BEGIN Supplied material

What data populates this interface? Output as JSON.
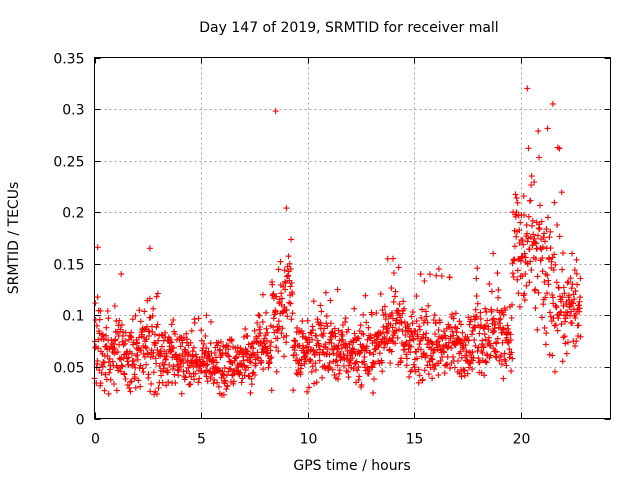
{
  "chart_data": {
    "type": "scatter",
    "title": "Day 147 of 2019, SRMTID for receiver mall",
    "xlabel": "GPS time / hours",
    "ylabel": "SRMTID / TECUs",
    "xlim": [
      0,
      24.2
    ],
    "ylim": [
      0,
      0.35
    ],
    "xticks": [
      0,
      5,
      10,
      15,
      20
    ],
    "xtick_labels": [
      "0",
      "5",
      "10",
      "15",
      "20"
    ],
    "yticks": [
      0,
      0.05,
      0.1,
      0.15,
      0.2,
      0.25,
      0.3,
      0.35
    ],
    "ytick_labels": [
      "0",
      "0.05",
      "0.1",
      "0.15",
      "0.2",
      "0.25",
      "0.3",
      "0.35"
    ],
    "grid": true,
    "marker": "+",
    "series": [
      {
        "name": "SRMTID",
        "color": "#ff0000",
        "x_range": [
          0,
          22.8
        ],
        "point_count": 1650,
        "profile": [
          {
            "start": 0.0,
            "end": 0.3,
            "median": 0.07,
            "spread": 0.04,
            "peak": 0.166
          },
          {
            "start": 0.3,
            "end": 2.2,
            "median": 0.062,
            "spread": 0.028,
            "peak": 0.14
          },
          {
            "start": 2.2,
            "end": 3.0,
            "median": 0.07,
            "spread": 0.035,
            "peak": 0.165
          },
          {
            "start": 3.0,
            "end": 7.5,
            "median": 0.055,
            "spread": 0.022,
            "peak": 0.1
          },
          {
            "start": 7.5,
            "end": 8.3,
            "median": 0.072,
            "spread": 0.025,
            "peak": 0.12
          },
          {
            "start": 8.3,
            "end": 8.7,
            "median": 0.09,
            "spread": 0.05,
            "peak": 0.298
          },
          {
            "start": 8.7,
            "end": 9.3,
            "median": 0.11,
            "spread": 0.045,
            "peak": 0.204
          },
          {
            "start": 9.3,
            "end": 13.5,
            "median": 0.065,
            "spread": 0.025,
            "peak": 0.125
          },
          {
            "start": 13.5,
            "end": 14.5,
            "median": 0.09,
            "spread": 0.03,
            "peak": 0.155
          },
          {
            "start": 14.5,
            "end": 17.8,
            "median": 0.07,
            "spread": 0.025,
            "peak": 0.145
          },
          {
            "start": 17.8,
            "end": 19.6,
            "median": 0.08,
            "spread": 0.03,
            "peak": 0.16
          },
          {
            "start": 19.6,
            "end": 21.0,
            "median": 0.16,
            "spread": 0.06,
            "peak": 0.32
          },
          {
            "start": 21.0,
            "end": 22.0,
            "median": 0.13,
            "spread": 0.06,
            "peak": 0.305
          },
          {
            "start": 22.0,
            "end": 22.8,
            "median": 0.1,
            "spread": 0.035,
            "peak": 0.16
          }
        ]
      }
    ]
  }
}
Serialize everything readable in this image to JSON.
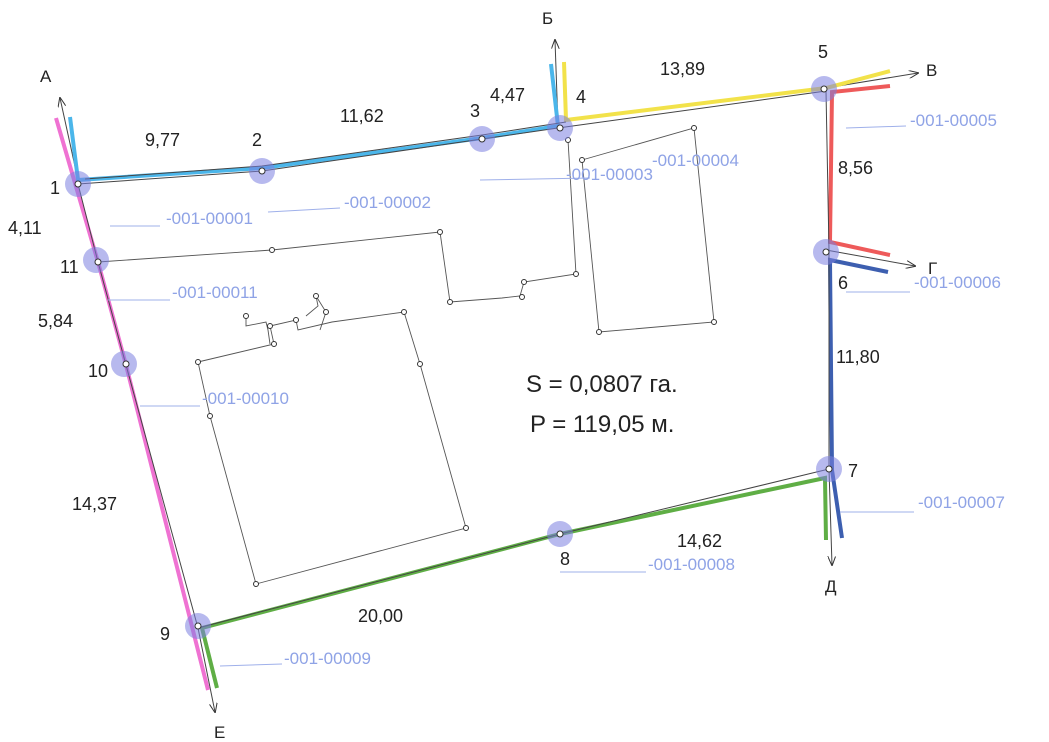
{
  "points": [
    "1",
    "2",
    "3",
    "4",
    "5",
    "6",
    "7",
    "8",
    "9",
    "10",
    "11"
  ],
  "directions": [
    "А",
    "Б",
    "В",
    "Г",
    "Д",
    "Е"
  ],
  "lengths": {
    "s1_2": "9,77",
    "s2_3": "11,62",
    "s3_4": "4,47",
    "s4_5": "13,89",
    "s5_6": "8,56",
    "s6_7": "11,80",
    "s7_8": "14,62",
    "s8_9": "20,00",
    "s9_10": "14,37",
    "s10_11": "5,84",
    "s11_1": "4,11"
  },
  "neighbours": {
    "n1": "-001-00001",
    "n2": "-001-00002",
    "n3": "-001-00003",
    "n4": "-001-00004",
    "n5": "-001-00005",
    "n6": "-001-00006",
    "n7": "-001-00007",
    "n8": "-001-00008",
    "n9": "-001-00009",
    "n10": "-001-00010",
    "n11": "-001-00011"
  },
  "area_text": "S = 0,0807 га.",
  "perimeter_text": "P = 119,05 м.",
  "colors": {
    "blue": "#4bb6ea",
    "yellow": "#f2e24a",
    "red": "#ee5a5a",
    "navy": "#3d5fb0",
    "green": "#5fae45",
    "pink": "#ef72d2",
    "cadastral_text": "#8fa3e6",
    "vertex_halo": "#7b7fe0"
  }
}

END Supplied material

Omit every image. Quote each record exactly.

## Exercise response
What data populates this interface? Output as JSON.
{
  "chart_data": {
    "type": "scatter",
    "title": "Day 147 of 2019, SRMTID for receiver mall",
    "xlabel": "GPS time / hours",
    "ylabel": "SRMTID / TECUs",
    "xlim": [
      0,
      24.2
    ],
    "ylim": [
      0,
      0.35
    ],
    "xticks": [
      0,
      5,
      10,
      15,
      20
    ],
    "xtick_labels": [
      "0",
      "5",
      "10",
      "15",
      "20"
    ],
    "yticks": [
      0,
      0.05,
      0.1,
      0.15,
      0.2,
      0.25,
      0.3,
      0.35
    ],
    "ytick_labels": [
      "0",
      "0.05",
      "0.1",
      "0.15",
      "0.2",
      "0.25",
      "0.3",
      "0.35"
    ],
    "grid": true,
    "marker": "+",
    "series": [
      {
        "name": "SRMTID",
        "color": "#ff0000",
        "x_range": [
          0,
          22.8
        ],
        "point_count": 1650,
        "profile": [
          {
            "start": 0.0,
            "end": 0.3,
            "median": 0.07,
            "spread": 0.04,
            "peak": 0.166
          },
          {
            "start": 0.3,
            "end": 2.2,
            "median": 0.062,
            "spread": 0.028,
            "peak": 0.14
          },
          {
            "start": 2.2,
            "end": 3.0,
            "median": 0.07,
            "spread": 0.035,
            "peak": 0.165
          },
          {
            "start": 3.0,
            "end": 7.5,
            "median": 0.055,
            "spread": 0.022,
            "peak": 0.1
          },
          {
            "start": 7.5,
            "end": 8.3,
            "median": 0.072,
            "spread": 0.025,
            "peak": 0.12
          },
          {
            "start": 8.3,
            "end": 8.7,
            "median": 0.09,
            "spread": 0.05,
            "peak": 0.298
          },
          {
            "start": 8.7,
            "end": 9.3,
            "median": 0.11,
            "spread": 0.045,
            "peak": 0.204
          },
          {
            "start": 9.3,
            "end": 13.5,
            "median": 0.065,
            "spread": 0.025,
            "peak": 0.125
          },
          {
            "start": 13.5,
            "end": 14.5,
            "median": 0.09,
            "spread": 0.03,
            "peak": 0.155
          },
          {
            "start": 14.5,
            "end": 17.8,
            "median": 0.07,
            "spread": 0.025,
            "peak": 0.145
          },
          {
            "start": 17.8,
            "end": 19.6,
            "median": 0.08,
            "spread": 0.03,
            "peak": 0.16
          },
          {
            "start": 19.6,
            "end": 21.0,
            "median": 0.16,
            "spread": 0.06,
            "peak": 0.32
          },
          {
            "start": 21.0,
            "end": 22.0,
            "median": 0.13,
            "spread": 0.06,
            "peak": 0.305
          },
          {
            "start": 22.0,
            "end": 22.8,
            "median": 0.1,
            "spread": 0.035,
            "peak": 0.16
          }
        ]
      }
    ]
  }
}
Serialize everything readable in this image to JSON.
{
  "points": [
    "1",
    "2",
    "3",
    "4",
    "5",
    "6",
    "7",
    "8",
    "9",
    "10",
    "11"
  ],
  "directions": [
    "А",
    "Б",
    "В",
    "Г",
    "Д",
    "Е"
  ],
  "lengths": {
    "s1_2": "9,77",
    "s2_3": "11,62",
    "s3_4": "4,47",
    "s4_5": "13,89",
    "s5_6": "8,56",
    "s6_7": "11,80",
    "s7_8": "14,62",
    "s8_9": "20,00",
    "s9_10": "14,37",
    "s10_11": "5,84",
    "s11_1": "4,11"
  },
  "neighbours": {
    "n1": "-001-00001",
    "n2": "-001-00002",
    "n3": "-001-00003",
    "n4": "-001-00004",
    "n5": "-001-00005",
    "n6": "-001-00006",
    "n7": "-001-00007",
    "n8": "-001-00008",
    "n9": "-001-00009",
    "n10": "-001-00010",
    "n11": "-001-00011"
  },
  "area_text": "S = 0,0807 га.",
  "perimeter_text": "P = 119,05 м.",
  "colors": {
    "blue": "#4bb6ea",
    "yellow": "#f2e24a",
    "red": "#ee5a5a",
    "navy": "#3d5fb0",
    "green": "#5fae45",
    "pink": "#ef72d2",
    "cadastral_text": "#8fa3e6",
    "vertex_halo": "#7b7fe0"
  }
}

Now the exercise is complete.